[Start Data shown]

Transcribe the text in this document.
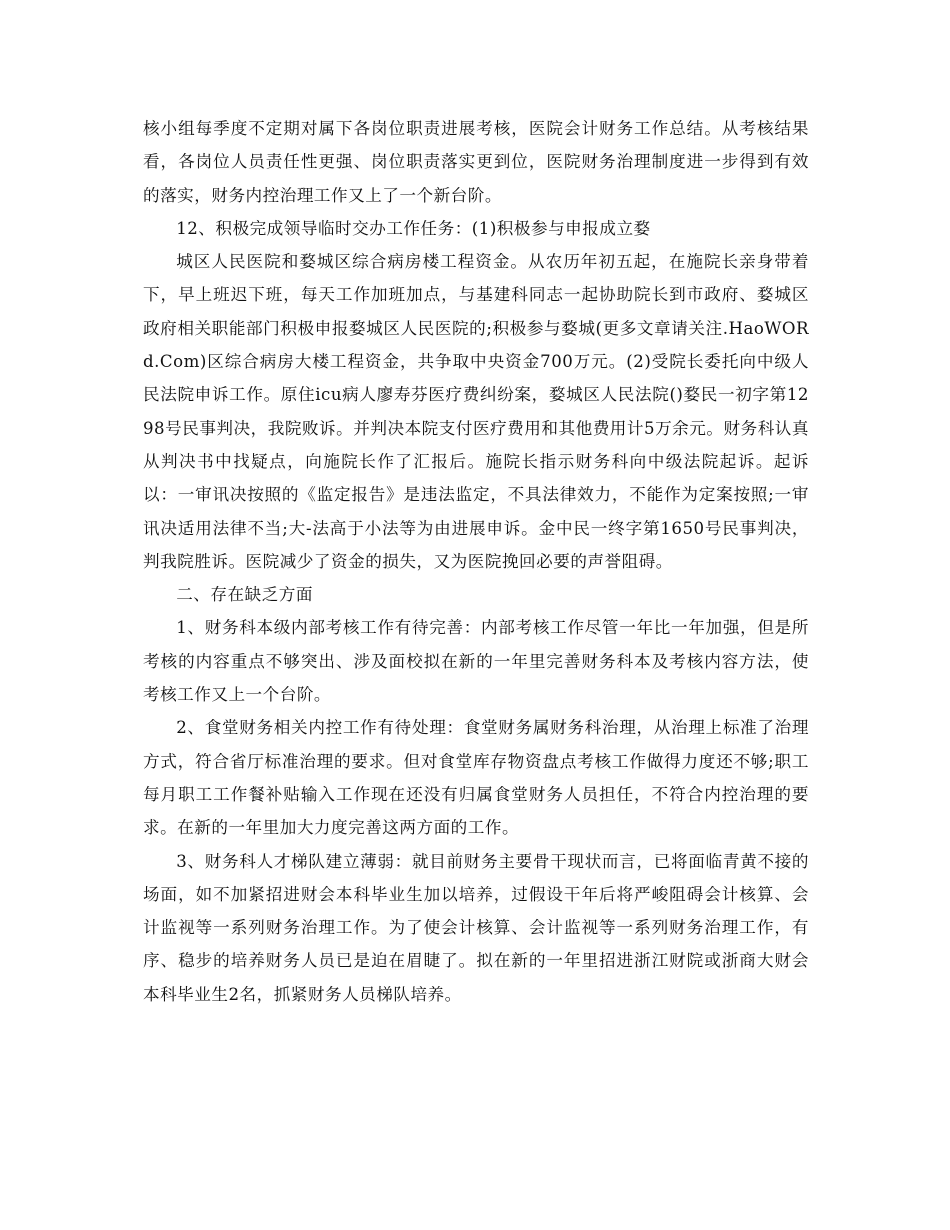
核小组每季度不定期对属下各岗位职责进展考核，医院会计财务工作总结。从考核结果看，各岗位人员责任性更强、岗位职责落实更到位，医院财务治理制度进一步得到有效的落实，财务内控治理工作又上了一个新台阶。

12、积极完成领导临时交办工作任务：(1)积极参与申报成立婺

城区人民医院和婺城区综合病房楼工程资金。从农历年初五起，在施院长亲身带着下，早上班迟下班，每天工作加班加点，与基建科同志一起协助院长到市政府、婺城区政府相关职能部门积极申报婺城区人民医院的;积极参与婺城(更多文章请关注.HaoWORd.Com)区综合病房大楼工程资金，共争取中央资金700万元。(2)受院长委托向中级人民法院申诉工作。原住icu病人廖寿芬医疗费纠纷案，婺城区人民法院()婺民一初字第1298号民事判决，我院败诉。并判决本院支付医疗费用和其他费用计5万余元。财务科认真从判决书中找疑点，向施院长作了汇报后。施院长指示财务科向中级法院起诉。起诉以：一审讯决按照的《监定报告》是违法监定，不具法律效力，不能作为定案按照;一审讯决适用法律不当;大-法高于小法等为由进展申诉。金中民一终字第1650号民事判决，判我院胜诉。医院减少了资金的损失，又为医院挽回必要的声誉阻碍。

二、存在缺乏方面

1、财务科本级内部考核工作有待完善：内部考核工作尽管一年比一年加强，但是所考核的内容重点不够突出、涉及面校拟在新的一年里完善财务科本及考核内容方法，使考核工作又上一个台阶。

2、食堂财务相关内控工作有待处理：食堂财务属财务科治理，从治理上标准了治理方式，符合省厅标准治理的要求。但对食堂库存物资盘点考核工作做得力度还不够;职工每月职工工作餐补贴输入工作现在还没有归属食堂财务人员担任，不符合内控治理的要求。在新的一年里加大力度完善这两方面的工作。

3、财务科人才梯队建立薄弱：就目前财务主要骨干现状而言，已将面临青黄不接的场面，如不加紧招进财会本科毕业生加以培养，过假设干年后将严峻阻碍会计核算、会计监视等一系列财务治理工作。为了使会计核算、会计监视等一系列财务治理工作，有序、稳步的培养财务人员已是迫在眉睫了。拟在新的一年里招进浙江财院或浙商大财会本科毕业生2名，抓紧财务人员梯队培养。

[End Data shown]

# What is being asked
Exclude the images, then output the data above word for word.

# Task answer
Transcribe the text in this document.
核小组每季度不定期对属下各岗位职责进展考核，医院会计财务工作总结。从考核结果看，各岗位人员责任性更强、岗位职责落实更到位，医院财务治理制度进一步得到有效的落实，财务内控治理工作又上了一个新台阶。

12、积极完成领导临时交办工作任务：(1)积极参与申报成立婺

城区人民医院和婺城区综合病房楼工程资金。从农历年初五起，在施院长亲身带着下，早上班迟下班，每天工作加班加点，与基建科同志一起协助院长到市政府、婺城区政府相关职能部门积极申报婺城区人民医院的;积极参与婺城(更多文章请关注.HaoWORd.Com)区综合病房大楼工程资金，共争取中央资金700万元。(2)受院长委托向中级人民法院申诉工作。原住icu病人廖寿芬医疗费纠纷案，婺城区人民法院()婺民一初字第1298号民事判决，我院败诉。并判决本院支付医疗费用和其他费用计5万余元。财务科认真从判决书中找疑点，向施院长作了汇报后。施院长指示财务科向中级法院起诉。起诉以：一审讯决按照的《监定报告》是违法监定，不具法律效力，不能作为定案按照;一审讯决适用法律不当;大-法高于小法等为由进展申诉。金中民一终字第1650号民事判决，判我院胜诉。医院减少了资金的损失，又为医院挽回必要的声誉阻碍。

二、存在缺乏方面

1、财务科本级内部考核工作有待完善：内部考核工作尽管一年比一年加强，但是所考核的内容重点不够突出、涉及面校拟在新的一年里完善财务科本及考核内容方法，使考核工作又上一个台阶。

2、食堂财务相关内控工作有待处理：食堂财务属财务科治理，从治理上标准了治理方式，符合省厅标准治理的要求。但对食堂库存物资盘点考核工作做得力度还不够;职工每月职工工作餐补贴输入工作现在还没有归属食堂财务人员担任，不符合内控治理的要求。在新的一年里加大力度完善这两方面的工作。

3、财务科人才梯队建立薄弱：就目前财务主要骨干现状而言，已将面临青黄不接的场面，如不加紧招进财会本科毕业生加以培养，过假设干年后将严峻阻碍会计核算、会计监视等一系列财务治理工作。为了使会计核算、会计监视等一系列财务治理工作，有序、稳步的培养财务人员已是迫在眉睫了。拟在新的一年里招进浙江财院或浙商大财会本科毕业生2名，抓紧财务人员梯队培养。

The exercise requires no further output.